> _WORK INSTRUCTIONS_:
Pull out every line below holding the word "proposed".

· · · ·

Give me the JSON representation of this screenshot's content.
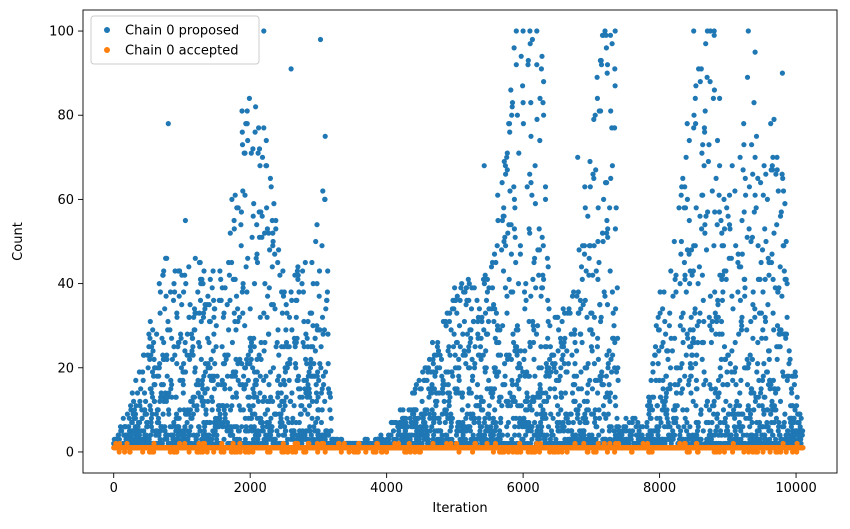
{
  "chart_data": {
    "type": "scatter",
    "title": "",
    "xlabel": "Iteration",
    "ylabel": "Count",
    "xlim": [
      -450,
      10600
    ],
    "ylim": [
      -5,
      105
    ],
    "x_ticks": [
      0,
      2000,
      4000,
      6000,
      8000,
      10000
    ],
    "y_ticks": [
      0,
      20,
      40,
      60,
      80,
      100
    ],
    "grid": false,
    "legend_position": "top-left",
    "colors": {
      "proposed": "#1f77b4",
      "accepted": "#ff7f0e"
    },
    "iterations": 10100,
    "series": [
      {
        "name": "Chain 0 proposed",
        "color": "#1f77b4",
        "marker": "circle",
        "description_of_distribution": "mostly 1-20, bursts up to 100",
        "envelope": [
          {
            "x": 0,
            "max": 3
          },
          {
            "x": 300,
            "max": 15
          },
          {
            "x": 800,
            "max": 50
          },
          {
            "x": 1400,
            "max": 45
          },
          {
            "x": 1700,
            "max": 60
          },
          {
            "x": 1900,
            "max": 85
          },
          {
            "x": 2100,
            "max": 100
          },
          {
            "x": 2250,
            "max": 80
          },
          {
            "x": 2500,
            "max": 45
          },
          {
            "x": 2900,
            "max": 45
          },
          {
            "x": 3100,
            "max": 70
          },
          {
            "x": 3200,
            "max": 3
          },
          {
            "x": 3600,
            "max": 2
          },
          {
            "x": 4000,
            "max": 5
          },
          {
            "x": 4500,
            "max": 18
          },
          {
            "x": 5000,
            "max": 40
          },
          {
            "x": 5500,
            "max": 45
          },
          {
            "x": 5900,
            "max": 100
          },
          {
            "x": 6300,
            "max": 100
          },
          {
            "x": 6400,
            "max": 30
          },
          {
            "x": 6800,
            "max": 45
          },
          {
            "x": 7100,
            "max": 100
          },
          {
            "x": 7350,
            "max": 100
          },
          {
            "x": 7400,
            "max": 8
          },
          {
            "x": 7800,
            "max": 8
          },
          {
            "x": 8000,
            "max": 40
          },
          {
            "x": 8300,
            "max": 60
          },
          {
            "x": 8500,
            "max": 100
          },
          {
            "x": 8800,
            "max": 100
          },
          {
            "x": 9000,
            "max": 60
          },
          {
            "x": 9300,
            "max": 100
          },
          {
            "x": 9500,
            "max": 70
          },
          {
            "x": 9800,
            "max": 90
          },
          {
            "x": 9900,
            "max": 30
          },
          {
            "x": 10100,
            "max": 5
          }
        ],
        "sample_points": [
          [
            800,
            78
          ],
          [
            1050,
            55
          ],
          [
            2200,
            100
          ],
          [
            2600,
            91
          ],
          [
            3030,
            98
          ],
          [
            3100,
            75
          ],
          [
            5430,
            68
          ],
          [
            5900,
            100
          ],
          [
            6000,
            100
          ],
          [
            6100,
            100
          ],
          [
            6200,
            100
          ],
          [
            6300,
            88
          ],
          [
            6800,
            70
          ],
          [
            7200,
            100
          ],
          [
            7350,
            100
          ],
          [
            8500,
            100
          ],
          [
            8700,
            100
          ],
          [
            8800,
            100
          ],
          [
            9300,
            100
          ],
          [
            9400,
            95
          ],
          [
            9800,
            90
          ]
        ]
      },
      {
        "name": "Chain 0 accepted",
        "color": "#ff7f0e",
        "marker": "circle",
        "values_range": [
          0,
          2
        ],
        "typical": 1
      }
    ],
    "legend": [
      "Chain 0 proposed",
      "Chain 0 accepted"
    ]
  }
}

· · · ·

> _SOLUTION TO THIS PROBLEM_:
      "proposed": "#1f77b4",
        "name": "Chain 0 proposed",
      "Chain 0 proposed",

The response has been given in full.